§ Information supplied:
[START]
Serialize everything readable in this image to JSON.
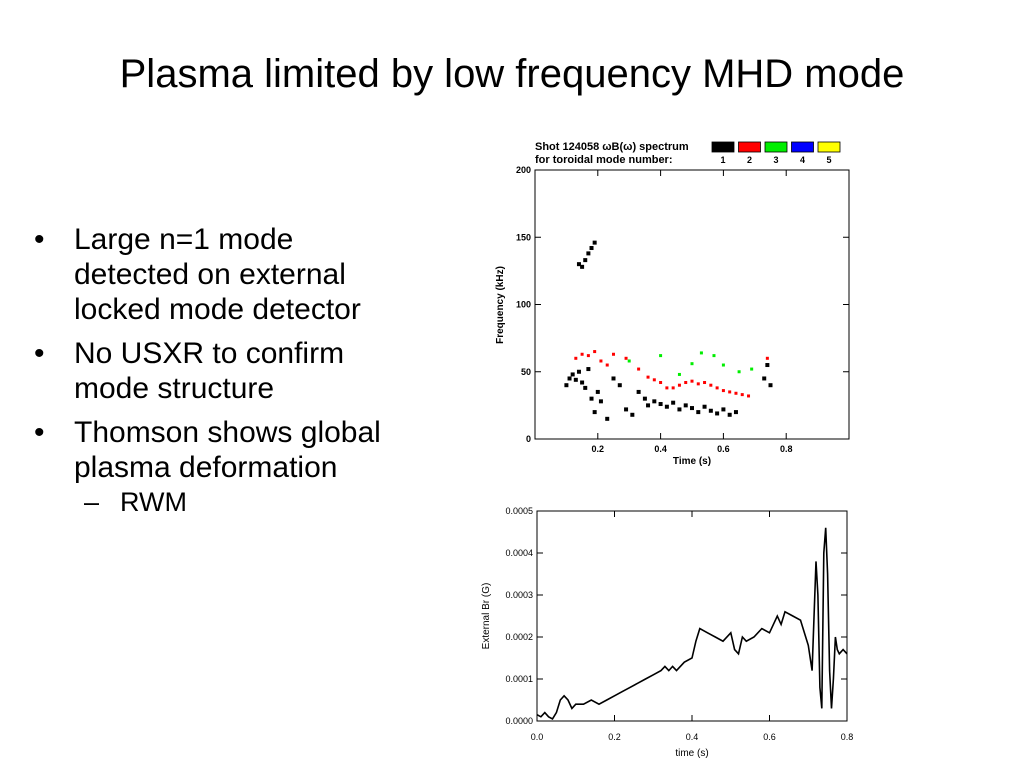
{
  "slide": {
    "title": "Plasma limited by low frequency MHD mode",
    "bullets": [
      {
        "text": "Large n=1 mode detected on external locked mode detector"
      },
      {
        "text": "No USXR to confirm mode structure"
      },
      {
        "text": "Thomson shows global plasma deformation",
        "sub": [
          "RWM"
        ]
      }
    ]
  },
  "chart_data": [
    {
      "type": "scatter",
      "title": "Shot 124058 ωB(ω) spectrum",
      "subtitle": "for toroidal mode number:",
      "xlabel": "Time (s)",
      "ylabel": "Frequency (kHz)",
      "xlim": [
        0,
        1.0
      ],
      "ylim": [
        0,
        200
      ],
      "xticks": [
        "0.2",
        "0.4",
        "0.6",
        "0.8"
      ],
      "xtick_values": [
        0.2,
        0.4,
        0.6,
        0.8
      ],
      "yticks": [
        "0",
        "50",
        "100",
        "150",
        "200"
      ],
      "ytick_values": [
        0,
        50,
        100,
        150,
        200
      ],
      "legend_placement": "top-right",
      "legend": [
        {
          "name": "1",
          "color": "#000000"
        },
        {
          "name": "2",
          "color": "#ff0000"
        },
        {
          "name": "3",
          "color": "#00ee00"
        },
        {
          "name": "4",
          "color": "#0000ff"
        },
        {
          "name": "5",
          "color": "#ffff00"
        }
      ],
      "series": [
        {
          "name": "1",
          "color": "#000000",
          "points": [
            [
              0.1,
              40
            ],
            [
              0.11,
              45
            ],
            [
              0.12,
              48
            ],
            [
              0.13,
              44
            ],
            [
              0.14,
              50
            ],
            [
              0.15,
              42
            ],
            [
              0.16,
              38
            ],
            [
              0.17,
              52
            ],
            [
              0.18,
              30
            ],
            [
              0.19,
              20
            ],
            [
              0.2,
              35
            ],
            [
              0.21,
              28
            ],
            [
              0.23,
              15
            ],
            [
              0.25,
              45
            ],
            [
              0.27,
              40
            ],
            [
              0.29,
              22
            ],
            [
              0.31,
              18
            ],
            [
              0.33,
              35
            ],
            [
              0.35,
              30
            ],
            [
              0.36,
              25
            ],
            [
              0.38,
              28
            ],
            [
              0.4,
              26
            ],
            [
              0.42,
              24
            ],
            [
              0.44,
              27
            ],
            [
              0.46,
              22
            ],
            [
              0.48,
              25
            ],
            [
              0.5,
              23
            ],
            [
              0.52,
              20
            ],
            [
              0.54,
              24
            ],
            [
              0.56,
              21
            ],
            [
              0.58,
              19
            ],
            [
              0.6,
              22
            ],
            [
              0.62,
              18
            ],
            [
              0.64,
              20
            ],
            [
              0.73,
              45
            ],
            [
              0.74,
              55
            ],
            [
              0.75,
              40
            ],
            [
              0.14,
              130
            ],
            [
              0.15,
              128
            ],
            [
              0.16,
              133
            ],
            [
              0.17,
              138
            ],
            [
              0.18,
              142
            ],
            [
              0.19,
              146
            ]
          ]
        },
        {
          "name": "2",
          "color": "#ff0000",
          "points": [
            [
              0.13,
              60
            ],
            [
              0.15,
              63
            ],
            [
              0.17,
              62
            ],
            [
              0.19,
              65
            ],
            [
              0.21,
              58
            ],
            [
              0.23,
              55
            ],
            [
              0.25,
              63
            ],
            [
              0.29,
              60
            ],
            [
              0.33,
              52
            ],
            [
              0.36,
              46
            ],
            [
              0.38,
              44
            ],
            [
              0.4,
              42
            ],
            [
              0.42,
              38
            ],
            [
              0.44,
              38
            ],
            [
              0.46,
              40
            ],
            [
              0.48,
              42
            ],
            [
              0.5,
              43
            ],
            [
              0.52,
              41
            ],
            [
              0.54,
              42
            ],
            [
              0.56,
              40
            ],
            [
              0.58,
              38
            ],
            [
              0.6,
              36
            ],
            [
              0.62,
              35
            ],
            [
              0.64,
              34
            ],
            [
              0.66,
              33
            ],
            [
              0.68,
              32
            ],
            [
              0.74,
              60
            ]
          ]
        },
        {
          "name": "3",
          "color": "#00ee00",
          "points": [
            [
              0.3,
              58
            ],
            [
              0.4,
              62
            ],
            [
              0.46,
              48
            ],
            [
              0.5,
              56
            ],
            [
              0.53,
              64
            ],
            [
              0.57,
              62
            ],
            [
              0.6,
              55
            ],
            [
              0.65,
              50
            ],
            [
              0.69,
              52
            ]
          ]
        }
      ]
    },
    {
      "type": "line",
      "xlabel": "time (s)",
      "ylabel": "External Br (G)",
      "xlim": [
        0,
        0.8
      ],
      "ylim": [
        0,
        0.0005
      ],
      "xticks": [
        "0.0",
        "0.2",
        "0.4",
        "0.6",
        "0.8"
      ],
      "xtick_values": [
        0.0,
        0.2,
        0.4,
        0.6,
        0.8
      ],
      "yticks": [
        "0.0000",
        "0.0001",
        "0.0002",
        "0.0003",
        "0.0004",
        "0.0005"
      ],
      "ytick_values": [
        0.0,
        0.0001,
        0.0002,
        0.0003,
        0.0004,
        0.0005
      ],
      "series": [
        {
          "name": "",
          "x": [
            0.0,
            0.01,
            0.02,
            0.03,
            0.04,
            0.05,
            0.06,
            0.07,
            0.08,
            0.09,
            0.1,
            0.12,
            0.14,
            0.16,
            0.18,
            0.2,
            0.22,
            0.24,
            0.26,
            0.28,
            0.3,
            0.32,
            0.33,
            0.34,
            0.35,
            0.36,
            0.38,
            0.4,
            0.41,
            0.42,
            0.44,
            0.46,
            0.48,
            0.5,
            0.51,
            0.52,
            0.53,
            0.54,
            0.56,
            0.58,
            0.6,
            0.62,
            0.63,
            0.64,
            0.66,
            0.68,
            0.7,
            0.71,
            0.72,
            0.725,
            0.73,
            0.735,
            0.74,
            0.745,
            0.75,
            0.755,
            0.76,
            0.765,
            0.77,
            0.775,
            0.78,
            0.79,
            0.8
          ],
          "y": [
            1.5e-05,
            1e-05,
            2e-05,
            1e-05,
            5e-06,
            2e-05,
            5e-05,
            6e-05,
            5e-05,
            3e-05,
            4e-05,
            4e-05,
            5e-05,
            4e-05,
            5e-05,
            6e-05,
            7e-05,
            8e-05,
            9e-05,
            0.0001,
            0.00011,
            0.00012,
            0.00013,
            0.00012,
            0.00013,
            0.00012,
            0.00014,
            0.00015,
            0.00019,
            0.00022,
            0.00021,
            0.0002,
            0.00019,
            0.00021,
            0.00017,
            0.00016,
            0.0002,
            0.00019,
            0.0002,
            0.00022,
            0.00021,
            0.00025,
            0.00023,
            0.00026,
            0.00025,
            0.00024,
            0.00018,
            0.00012,
            0.00038,
            0.0003,
            8e-05,
            3e-05,
            0.0004,
            0.00046,
            0.00035,
            0.00012,
            3e-05,
            0.0001,
            0.0002,
            0.00017,
            0.00016,
            0.00017,
            0.00016
          ]
        }
      ]
    }
  ]
}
[END]
§ To do:
Repeat the records in full, exactly as they appear, without the pictures.

§ Output:
Serialize everything readable in this image to JSON.
{
  "slide": {
    "title": "Plasma limited by low frequency MHD mode",
    "bullets": [
      {
        "text": "Large n=1 mode detected on external locked mode detector"
      },
      {
        "text": "No USXR to confirm mode structure"
      },
      {
        "text": "Thomson shows global plasma deformation",
        "sub": [
          "RWM"
        ]
      }
    ]
  },
  "chart_data": [
    {
      "type": "scatter",
      "title": "Shot 124058 ωB(ω) spectrum",
      "subtitle": "for toroidal mode number:",
      "xlabel": "Time (s)",
      "ylabel": "Frequency (kHz)",
      "xlim": [
        0,
        1.0
      ],
      "ylim": [
        0,
        200
      ],
      "xticks": [
        "0.2",
        "0.4",
        "0.6",
        "0.8"
      ],
      "xtick_values": [
        0.2,
        0.4,
        0.6,
        0.8
      ],
      "yticks": [
        "0",
        "50",
        "100",
        "150",
        "200"
      ],
      "ytick_values": [
        0,
        50,
        100,
        150,
        200
      ],
      "legend_placement": "top-right",
      "legend": [
        {
          "name": "1",
          "color": "#000000"
        },
        {
          "name": "2",
          "color": "#ff0000"
        },
        {
          "name": "3",
          "color": "#00ee00"
        },
        {
          "name": "4",
          "color": "#0000ff"
        },
        {
          "name": "5",
          "color": "#ffff00"
        }
      ],
      "series": [
        {
          "name": "1",
          "color": "#000000",
          "points": [
            [
              0.1,
              40
            ],
            [
              0.11,
              45
            ],
            [
              0.12,
              48
            ],
            [
              0.13,
              44
            ],
            [
              0.14,
              50
            ],
            [
              0.15,
              42
            ],
            [
              0.16,
              38
            ],
            [
              0.17,
              52
            ],
            [
              0.18,
              30
            ],
            [
              0.19,
              20
            ],
            [
              0.2,
              35
            ],
            [
              0.21,
              28
            ],
            [
              0.23,
              15
            ],
            [
              0.25,
              45
            ],
            [
              0.27,
              40
            ],
            [
              0.29,
              22
            ],
            [
              0.31,
              18
            ],
            [
              0.33,
              35
            ],
            [
              0.35,
              30
            ],
            [
              0.36,
              25
            ],
            [
              0.38,
              28
            ],
            [
              0.4,
              26
            ],
            [
              0.42,
              24
            ],
            [
              0.44,
              27
            ],
            [
              0.46,
              22
            ],
            [
              0.48,
              25
            ],
            [
              0.5,
              23
            ],
            [
              0.52,
              20
            ],
            [
              0.54,
              24
            ],
            [
              0.56,
              21
            ],
            [
              0.58,
              19
            ],
            [
              0.6,
              22
            ],
            [
              0.62,
              18
            ],
            [
              0.64,
              20
            ],
            [
              0.73,
              45
            ],
            [
              0.74,
              55
            ],
            [
              0.75,
              40
            ],
            [
              0.14,
              130
            ],
            [
              0.15,
              128
            ],
            [
              0.16,
              133
            ],
            [
              0.17,
              138
            ],
            [
              0.18,
              142
            ],
            [
              0.19,
              146
            ]
          ]
        },
        {
          "name": "2",
          "color": "#ff0000",
          "points": [
            [
              0.13,
              60
            ],
            [
              0.15,
              63
            ],
            [
              0.17,
              62
            ],
            [
              0.19,
              65
            ],
            [
              0.21,
              58
            ],
            [
              0.23,
              55
            ],
            [
              0.25,
              63
            ],
            [
              0.29,
              60
            ],
            [
              0.33,
              52
            ],
            [
              0.36,
              46
            ],
            [
              0.38,
              44
            ],
            [
              0.4,
              42
            ],
            [
              0.42,
              38
            ],
            [
              0.44,
              38
            ],
            [
              0.46,
              40
            ],
            [
              0.48,
              42
            ],
            [
              0.5,
              43
            ],
            [
              0.52,
              41
            ],
            [
              0.54,
              42
            ],
            [
              0.56,
              40
            ],
            [
              0.58,
              38
            ],
            [
              0.6,
              36
            ],
            [
              0.62,
              35
            ],
            [
              0.64,
              34
            ],
            [
              0.66,
              33
            ],
            [
              0.68,
              32
            ],
            [
              0.74,
              60
            ]
          ]
        },
        {
          "name": "3",
          "color": "#00ee00",
          "points": [
            [
              0.3,
              58
            ],
            [
              0.4,
              62
            ],
            [
              0.46,
              48
            ],
            [
              0.5,
              56
            ],
            [
              0.53,
              64
            ],
            [
              0.57,
              62
            ],
            [
              0.6,
              55
            ],
            [
              0.65,
              50
            ],
            [
              0.69,
              52
            ]
          ]
        }
      ]
    },
    {
      "type": "line",
      "xlabel": "time (s)",
      "ylabel": "External Br (G)",
      "xlim": [
        0,
        0.8
      ],
      "ylim": [
        0,
        0.0005
      ],
      "xticks": [
        "0.0",
        "0.2",
        "0.4",
        "0.6",
        "0.8"
      ],
      "xtick_values": [
        0.0,
        0.2,
        0.4,
        0.6,
        0.8
      ],
      "yticks": [
        "0.0000",
        "0.0001",
        "0.0002",
        "0.0003",
        "0.0004",
        "0.0005"
      ],
      "ytick_values": [
        0.0,
        0.0001,
        0.0002,
        0.0003,
        0.0004,
        0.0005
      ],
      "series": [
        {
          "name": "",
          "x": [
            0.0,
            0.01,
            0.02,
            0.03,
            0.04,
            0.05,
            0.06,
            0.07,
            0.08,
            0.09,
            0.1,
            0.12,
            0.14,
            0.16,
            0.18,
            0.2,
            0.22,
            0.24,
            0.26,
            0.28,
            0.3,
            0.32,
            0.33,
            0.34,
            0.35,
            0.36,
            0.38,
            0.4,
            0.41,
            0.42,
            0.44,
            0.46,
            0.48,
            0.5,
            0.51,
            0.52,
            0.53,
            0.54,
            0.56,
            0.58,
            0.6,
            0.62,
            0.63,
            0.64,
            0.66,
            0.68,
            0.7,
            0.71,
            0.72,
            0.725,
            0.73,
            0.735,
            0.74,
            0.745,
            0.75,
            0.755,
            0.76,
            0.765,
            0.77,
            0.775,
            0.78,
            0.79,
            0.8
          ],
          "y": [
            1.5e-05,
            1e-05,
            2e-05,
            1e-05,
            5e-06,
            2e-05,
            5e-05,
            6e-05,
            5e-05,
            3e-05,
            4e-05,
            4e-05,
            5e-05,
            4e-05,
            5e-05,
            6e-05,
            7e-05,
            8e-05,
            9e-05,
            0.0001,
            0.00011,
            0.00012,
            0.00013,
            0.00012,
            0.00013,
            0.00012,
            0.00014,
            0.00015,
            0.00019,
            0.00022,
            0.00021,
            0.0002,
            0.00019,
            0.00021,
            0.00017,
            0.00016,
            0.0002,
            0.00019,
            0.0002,
            0.00022,
            0.00021,
            0.00025,
            0.00023,
            0.00026,
            0.00025,
            0.00024,
            0.00018,
            0.00012,
            0.00038,
            0.0003,
            8e-05,
            3e-05,
            0.0004,
            0.00046,
            0.00035,
            0.00012,
            3e-05,
            0.0001,
            0.0002,
            0.00017,
            0.00016,
            0.00017,
            0.00016
          ]
        }
      ]
    }
  ]
}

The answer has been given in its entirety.